**WORK TO BE COMPLETED**.
Work through the data and report how many lines include the string "prevent", giving the number alone.

___ RECORDS

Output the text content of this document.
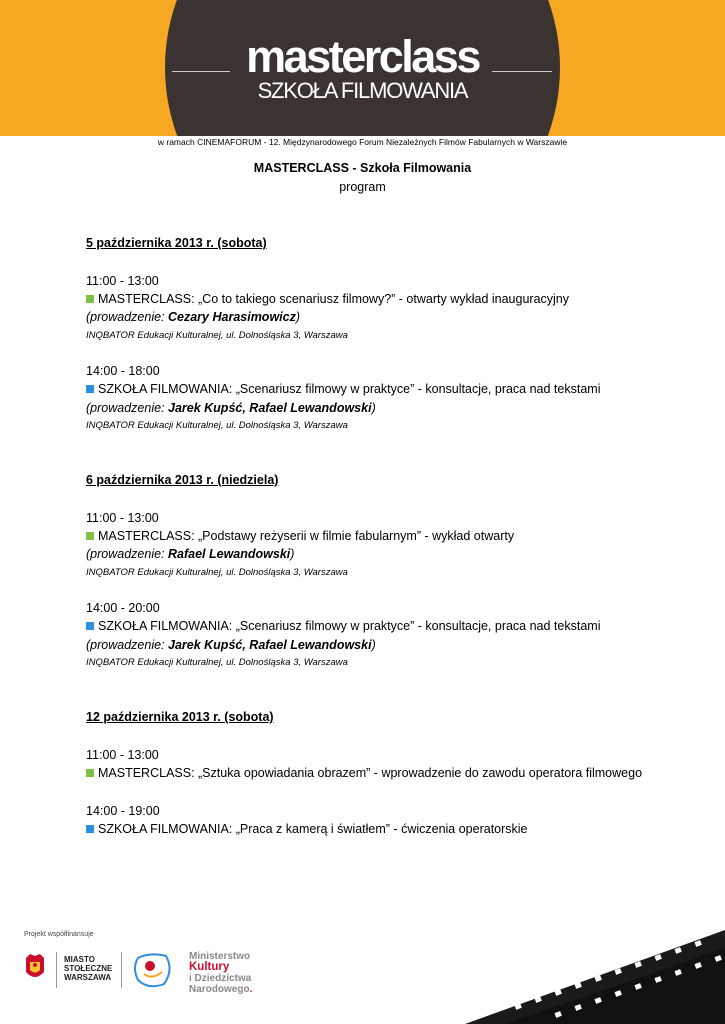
masterclass
SZKOŁA FILMOWANIA
w ramach CINEMAFORUM - 12. Międzynarodowego Forum Niezależnych Filmów Fabularnych w Warszawie
MASTERCLASS - Szkoła Filmowania
program
5 października 2013 r. (sobota)
11:00 - 13:00
MASTERCLASS: „Co to takiego scenariusz filmowy?” - otwarty wykład inauguracyjny
(prowadzenie: Cezary Harasimowicz)
INQBATOR Edukacji Kulturalnej, ul. Dolnośląska 3, Warszawa
14:00 - 18:00
SZKOŁA FILMOWANIA: „Scenariusz filmowy w praktyce” - konsultacje, praca nad tekstami
(prowadzenie: Jarek Kupść, Rafael Lewandowski)
INQBATOR Edukacji Kulturalnej, ul. Dolnośląska 3, Warszawa
6 października 2013 r. (niedziela)
11:00 - 13:00
MASTERCLASS: „Podstawy reżyserii w filmie fabularnym” - wykład otwarty
(prowadzenie: Rafael Lewandowski)
INQBATOR Edukacji Kulturalnej, ul. Dolnośląska 3, Warszawa
14:00 - 20:00
SZKOŁA FILMOWANIA: „Scenariusz filmowy w praktyce” - konsultacje, praca nad tekstami
(prowadzenie: Jarek Kupść, Rafael Lewandowski)
INQBATOR Edukacji Kulturalnej, ul. Dolnośląska 3, Warszawa
12 października 2013 r. (sobota)
11:00 - 13:00
MASTERCLASS: „Sztuka opowiadania obrazem” - wprowadzenie do zawodu operatora filmowego
14:00 - 19:00
SZKOŁA FILMOWANIA: „Praca z kamerą i światłem” - ćwiczenia operatorskie
Projekt współfinansuje
MIASTO
STOŁECZNE
WARSZAWA
Ministerstwo
Kultury
i Dziedzictwa
Narodowego.
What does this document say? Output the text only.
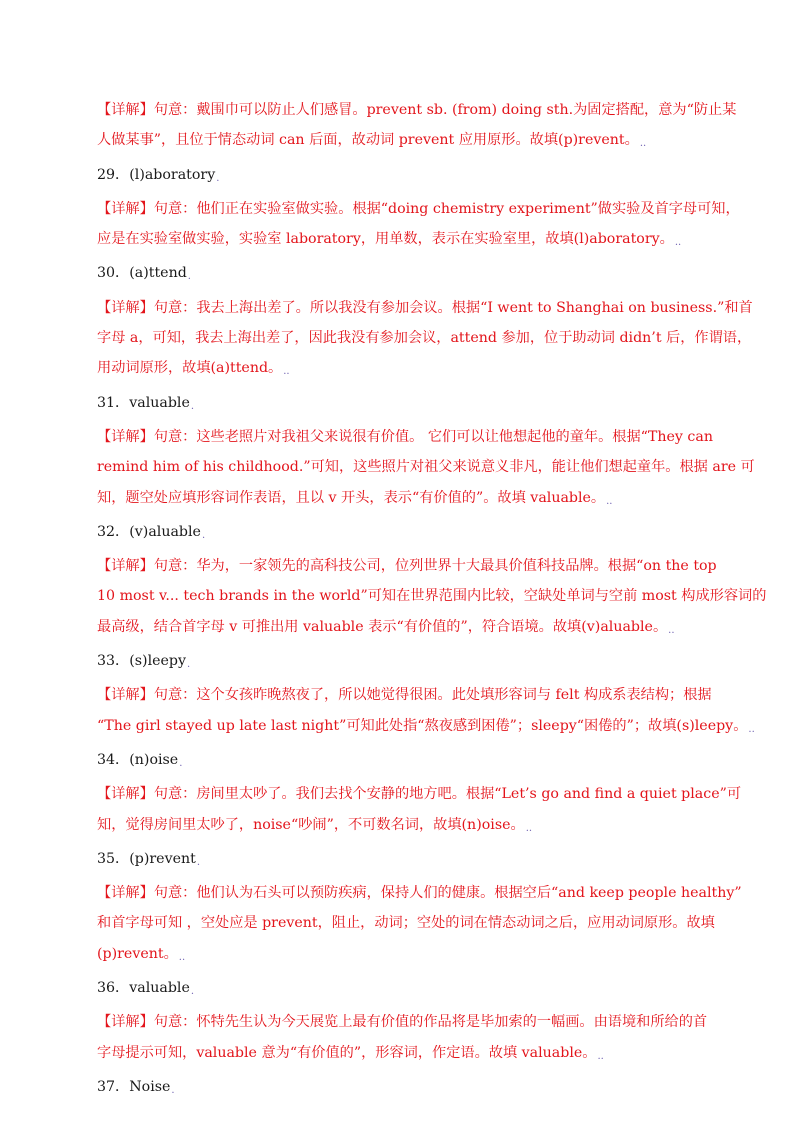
【详解】句意：戴围巾可以防止人们感冒。prevent sb. (from) doing sth.为固定搭配，意为“防止某
人做某事”，且位于情态动词 can 后面，故动词 prevent 应用原形。故填(p)revent。..
29．(l)aboratory.
【详解】句意：他们正在实验室做实验。根据“doing chemistry experiment”做实验及首字母可知，
应是在实验室做实验，实验室 laboratory，用单数，表示在实验室里，故填(l)aboratory。..
30．(a)ttend.
【详解】句意：我去上海出差了。所以我没有参加会议。根据“I went to Shanghai on business.”和首
字母 a，可知，我去上海出差了，因此我没有参加会议，attend 参加，位于助动词 didn’t 后，作谓语，
用动词原形，故填(a)ttend。..
31．valuable.
【详解】句意：这些老照片对我祖父来说很有价值。 它们可以让他想起他的童年。根据“They can
remind him of his childhood.”可知，这些照片对祖父来说意义非凡，能让他们想起童年。根据 are 可
知，题空处应填形容词作表语，且以 v 开头，表示“有价值的”。故填 valuable。..
32．(v)aluable.
【详解】句意：华为，一家领先的高科技公司，位列世界十大最具价值科技品牌。根据“on the top
10 most v... tech brands in the world”可知在世界范围内比较，空缺处单词与空前 most 构成形容词的
最高级，结合首字母 v 可推出用 valuable 表示“有价值的”，符合语境。故填(v)aluable。..
33．(s)leepy.
【详解】句意：这个女孩昨晚熬夜了，所以她觉得很困。此处填形容词与 felt 构成系表结构；根据
“The girl stayed up late last night”可知此处指“熬夜感到困倦”；sleepy“困倦的”；故填(s)leepy。..
34．(n)oise.
【详解】句意：房间里太吵了。我们去找个安静的地方吧。根据“Let’s go and find a quiet place”可
知，觉得房间里太吵了，noise“吵闹”，不可数名词，故填(n)oise。..
35．(p)revent.
【详解】句意：他们认为石头可以预防疾病，保持人们的健康。根据空后“and keep people healthy”
和首字母可知 ，空处应是 prevent，阻止，动词；空处的词在情态动词之后，应用动词原形。故填
(p)revent。..
36．valuable.
【详解】句意：怀特先生认为今天展览上最有价值的作品将是毕加索的一幅画。由语境和所给的首
字母提示可知，valuable 意为“有价值的”，形容词，作定语。故填 valuable。..
37．Noise.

______

**ANSWER IN FULL**.
3